Stated exercise :: Say how many lines contain the string "seconds". Give no other output.

Extracted material ::
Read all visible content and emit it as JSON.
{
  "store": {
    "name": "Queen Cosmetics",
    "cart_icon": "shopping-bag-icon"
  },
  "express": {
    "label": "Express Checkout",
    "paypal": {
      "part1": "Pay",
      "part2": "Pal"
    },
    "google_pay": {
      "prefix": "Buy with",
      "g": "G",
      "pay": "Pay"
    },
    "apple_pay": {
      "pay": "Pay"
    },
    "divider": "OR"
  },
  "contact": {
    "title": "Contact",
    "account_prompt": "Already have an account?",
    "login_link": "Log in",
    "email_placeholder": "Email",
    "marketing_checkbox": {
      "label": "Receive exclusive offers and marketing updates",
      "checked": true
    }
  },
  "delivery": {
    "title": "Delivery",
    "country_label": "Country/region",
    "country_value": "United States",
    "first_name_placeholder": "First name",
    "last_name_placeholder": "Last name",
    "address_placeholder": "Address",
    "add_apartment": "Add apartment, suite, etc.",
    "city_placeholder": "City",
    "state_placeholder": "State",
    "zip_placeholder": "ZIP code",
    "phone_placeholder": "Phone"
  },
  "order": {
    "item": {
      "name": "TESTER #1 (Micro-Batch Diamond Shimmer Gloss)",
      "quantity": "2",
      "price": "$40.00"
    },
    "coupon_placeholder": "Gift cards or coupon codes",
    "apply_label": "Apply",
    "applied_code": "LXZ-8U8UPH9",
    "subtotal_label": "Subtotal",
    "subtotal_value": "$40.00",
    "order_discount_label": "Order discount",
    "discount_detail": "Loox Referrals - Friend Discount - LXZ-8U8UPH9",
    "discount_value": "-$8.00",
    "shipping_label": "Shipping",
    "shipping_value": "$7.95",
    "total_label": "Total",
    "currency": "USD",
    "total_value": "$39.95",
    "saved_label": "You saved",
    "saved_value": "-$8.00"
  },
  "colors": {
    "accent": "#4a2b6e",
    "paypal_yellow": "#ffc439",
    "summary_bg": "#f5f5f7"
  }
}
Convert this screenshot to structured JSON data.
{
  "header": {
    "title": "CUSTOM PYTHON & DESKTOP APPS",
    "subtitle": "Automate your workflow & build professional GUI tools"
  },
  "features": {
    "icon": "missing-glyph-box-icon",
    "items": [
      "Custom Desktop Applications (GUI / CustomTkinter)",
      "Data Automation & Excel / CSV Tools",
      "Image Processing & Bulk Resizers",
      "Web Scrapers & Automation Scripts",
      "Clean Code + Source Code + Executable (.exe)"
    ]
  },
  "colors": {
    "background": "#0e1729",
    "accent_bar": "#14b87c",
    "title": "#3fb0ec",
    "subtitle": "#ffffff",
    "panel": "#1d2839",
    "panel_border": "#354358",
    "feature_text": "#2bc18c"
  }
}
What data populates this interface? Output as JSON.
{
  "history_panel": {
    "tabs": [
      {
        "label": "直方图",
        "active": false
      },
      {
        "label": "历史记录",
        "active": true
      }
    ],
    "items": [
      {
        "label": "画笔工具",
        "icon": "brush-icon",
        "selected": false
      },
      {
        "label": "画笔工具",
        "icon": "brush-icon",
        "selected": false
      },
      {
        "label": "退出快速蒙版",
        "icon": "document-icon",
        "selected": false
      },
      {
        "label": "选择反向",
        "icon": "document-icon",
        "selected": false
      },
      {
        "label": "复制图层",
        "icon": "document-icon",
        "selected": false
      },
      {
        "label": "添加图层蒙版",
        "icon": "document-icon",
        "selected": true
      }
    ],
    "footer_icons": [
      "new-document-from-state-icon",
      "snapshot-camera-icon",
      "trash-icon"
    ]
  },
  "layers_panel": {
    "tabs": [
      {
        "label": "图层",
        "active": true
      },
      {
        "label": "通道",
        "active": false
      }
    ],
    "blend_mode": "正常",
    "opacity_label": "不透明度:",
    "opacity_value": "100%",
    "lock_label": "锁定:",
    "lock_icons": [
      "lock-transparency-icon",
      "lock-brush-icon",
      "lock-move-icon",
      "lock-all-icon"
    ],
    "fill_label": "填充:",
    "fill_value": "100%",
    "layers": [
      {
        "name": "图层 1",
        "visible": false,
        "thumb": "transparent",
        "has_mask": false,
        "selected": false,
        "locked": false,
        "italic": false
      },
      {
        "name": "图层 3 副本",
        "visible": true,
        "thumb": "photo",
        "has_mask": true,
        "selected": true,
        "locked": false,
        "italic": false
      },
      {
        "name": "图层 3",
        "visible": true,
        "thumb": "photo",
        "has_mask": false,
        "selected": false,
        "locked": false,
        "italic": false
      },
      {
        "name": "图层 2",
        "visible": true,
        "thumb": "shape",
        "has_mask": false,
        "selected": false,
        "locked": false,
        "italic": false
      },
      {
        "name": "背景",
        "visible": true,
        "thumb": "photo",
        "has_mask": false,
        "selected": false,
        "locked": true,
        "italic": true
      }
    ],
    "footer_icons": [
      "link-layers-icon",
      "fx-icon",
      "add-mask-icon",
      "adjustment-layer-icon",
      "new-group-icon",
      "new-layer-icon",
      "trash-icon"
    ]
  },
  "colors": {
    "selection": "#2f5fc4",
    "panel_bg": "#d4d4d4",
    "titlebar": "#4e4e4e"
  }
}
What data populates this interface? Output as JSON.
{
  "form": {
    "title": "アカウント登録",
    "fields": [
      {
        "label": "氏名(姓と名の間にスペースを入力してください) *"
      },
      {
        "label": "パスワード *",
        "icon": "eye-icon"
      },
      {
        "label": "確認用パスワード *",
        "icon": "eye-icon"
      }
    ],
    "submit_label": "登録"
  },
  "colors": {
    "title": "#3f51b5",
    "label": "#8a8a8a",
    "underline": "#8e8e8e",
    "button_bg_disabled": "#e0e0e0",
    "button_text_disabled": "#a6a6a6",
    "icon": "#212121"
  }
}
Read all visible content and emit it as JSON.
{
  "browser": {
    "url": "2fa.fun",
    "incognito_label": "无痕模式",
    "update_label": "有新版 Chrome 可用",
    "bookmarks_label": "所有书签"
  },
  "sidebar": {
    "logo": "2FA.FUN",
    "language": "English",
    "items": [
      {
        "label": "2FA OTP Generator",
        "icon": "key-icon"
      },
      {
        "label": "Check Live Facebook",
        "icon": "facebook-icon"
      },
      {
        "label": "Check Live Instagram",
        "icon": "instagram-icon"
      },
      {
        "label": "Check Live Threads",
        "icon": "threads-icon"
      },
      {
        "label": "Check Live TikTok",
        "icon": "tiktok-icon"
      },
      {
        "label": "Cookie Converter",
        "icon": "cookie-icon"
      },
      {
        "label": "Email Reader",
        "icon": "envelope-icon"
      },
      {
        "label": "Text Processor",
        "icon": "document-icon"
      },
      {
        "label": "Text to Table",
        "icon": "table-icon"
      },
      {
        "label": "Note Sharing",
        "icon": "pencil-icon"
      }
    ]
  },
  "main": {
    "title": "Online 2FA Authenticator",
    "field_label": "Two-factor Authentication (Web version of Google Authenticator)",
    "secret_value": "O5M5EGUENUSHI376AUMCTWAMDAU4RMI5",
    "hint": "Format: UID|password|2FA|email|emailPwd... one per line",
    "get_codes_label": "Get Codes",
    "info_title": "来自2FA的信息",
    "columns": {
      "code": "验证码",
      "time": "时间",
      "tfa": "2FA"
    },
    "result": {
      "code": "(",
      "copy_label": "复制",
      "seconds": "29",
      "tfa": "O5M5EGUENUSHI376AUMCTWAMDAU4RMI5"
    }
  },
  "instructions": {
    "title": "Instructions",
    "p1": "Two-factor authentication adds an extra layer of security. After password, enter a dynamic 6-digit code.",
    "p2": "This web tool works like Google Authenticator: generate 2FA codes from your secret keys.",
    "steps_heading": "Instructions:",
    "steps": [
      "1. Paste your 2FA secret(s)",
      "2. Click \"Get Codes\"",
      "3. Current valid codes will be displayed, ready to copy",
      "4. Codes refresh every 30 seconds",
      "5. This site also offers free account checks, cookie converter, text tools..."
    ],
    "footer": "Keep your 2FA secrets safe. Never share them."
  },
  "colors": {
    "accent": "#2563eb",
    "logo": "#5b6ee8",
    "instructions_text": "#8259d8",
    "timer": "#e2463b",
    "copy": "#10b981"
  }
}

Task answer :: 2